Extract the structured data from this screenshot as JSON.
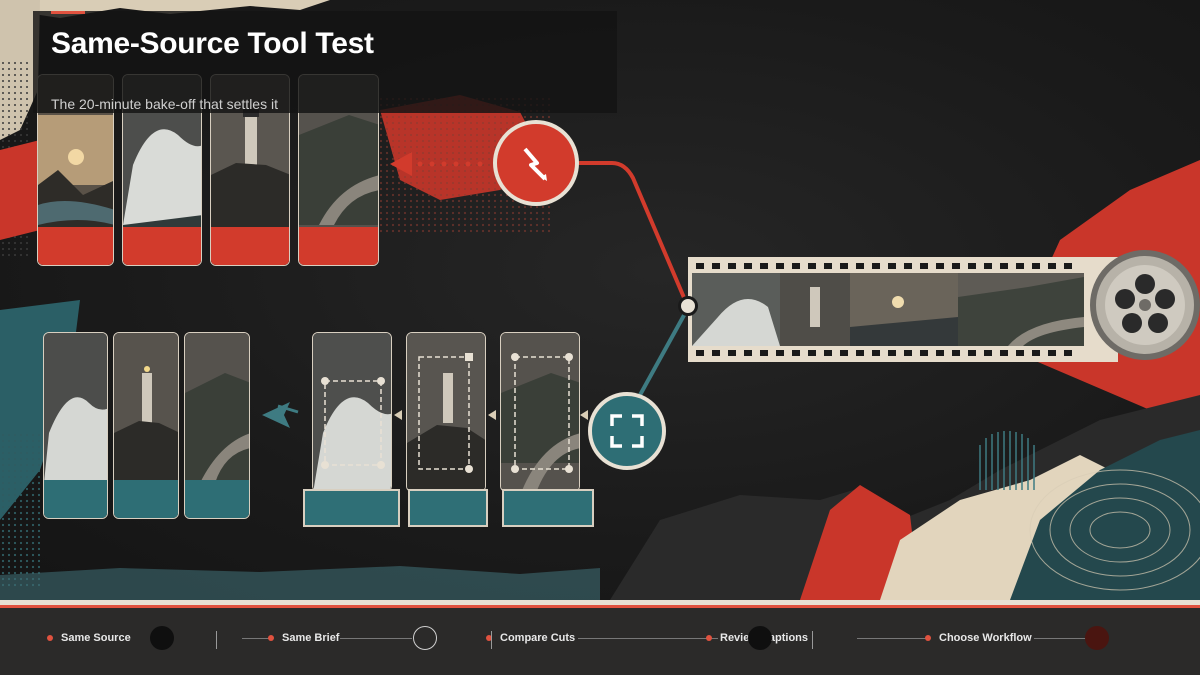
{
  "slide": {
    "title": "Same-Source Tool Test",
    "subtitle": "The 20-minute bake-off that settles it"
  },
  "colors": {
    "accent_red": "#d23b2c",
    "accent_teal": "#2e6e75",
    "cream": "#e8e1d4",
    "dark": "#1a1a1a"
  },
  "icons": {
    "flash_badge": "lightning-bolt-icon",
    "crop_badge": "crop-frame-icon",
    "film_reel": "film-reel-icon",
    "film_strip": "film-strip-icon"
  },
  "steps": [
    {
      "label": "Same Source"
    },
    {
      "label": "Same Brief"
    },
    {
      "label": "Compare Cuts"
    },
    {
      "label": "Review Captions"
    },
    {
      "label": "Choose Workflow"
    }
  ]
}
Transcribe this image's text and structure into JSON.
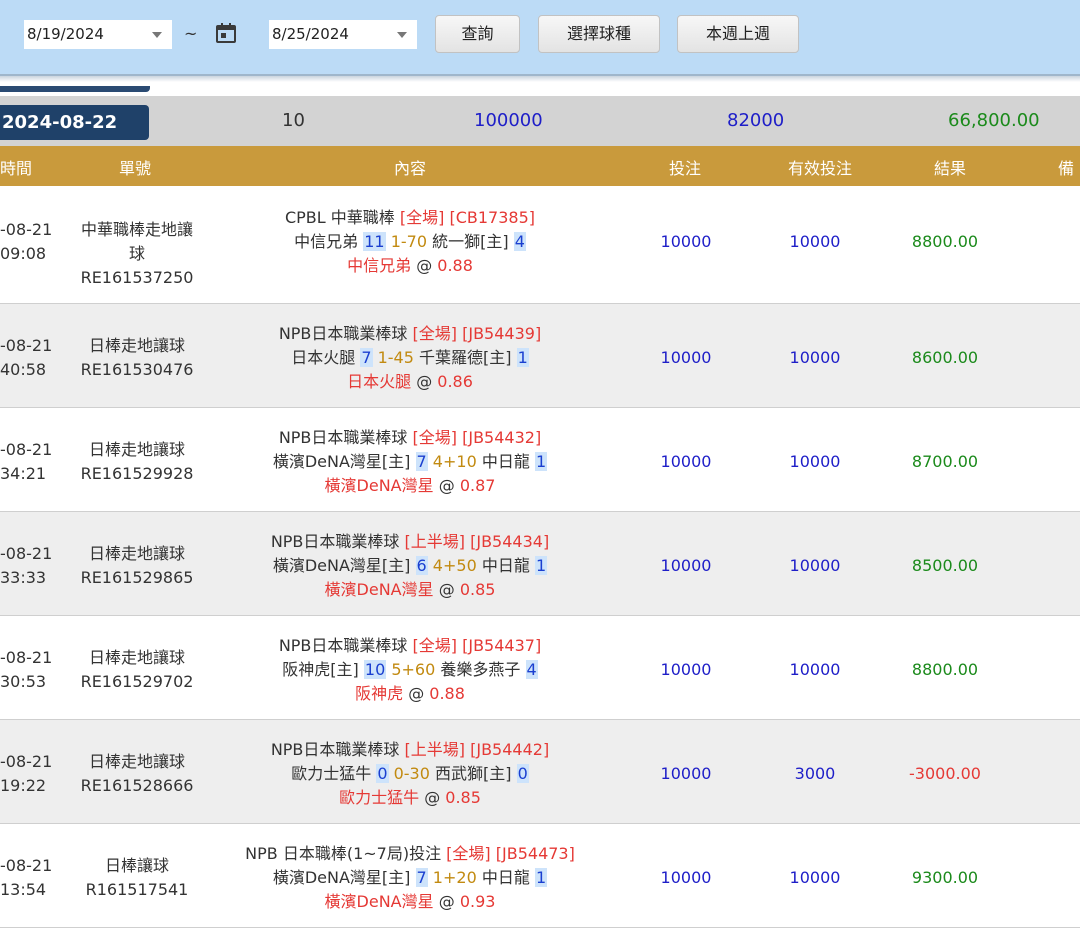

▶ [Given instruction]: Write out the records above exactly as they appear, leaving out any pictures.

▶ [Expected answer]:
Extract the structured data from this screenshot as JSON.
{
  "slide": {
    "title": "Same-Source Tool Test",
    "subtitle": "The 20-minute bake-off that settles it"
  },
  "colors": {
    "accent_red": "#d23b2c",
    "accent_teal": "#2e6e75",
    "cream": "#e8e1d4",
    "dark": "#1a1a1a"
  },
  "icons": {
    "flash_badge": "lightning-bolt-icon",
    "crop_badge": "crop-frame-icon",
    "film_reel": "film-reel-icon",
    "film_strip": "film-strip-icon"
  },
  "steps": [
    {
      "label": "Same Source"
    },
    {
      "label": "Same Brief"
    },
    {
      "label": "Compare Cuts"
    },
    {
      "label": "Review Captions"
    },
    {
      "label": "Choose Workflow"
    }
  ]
}
Transcribe this image's text and structure into JSON.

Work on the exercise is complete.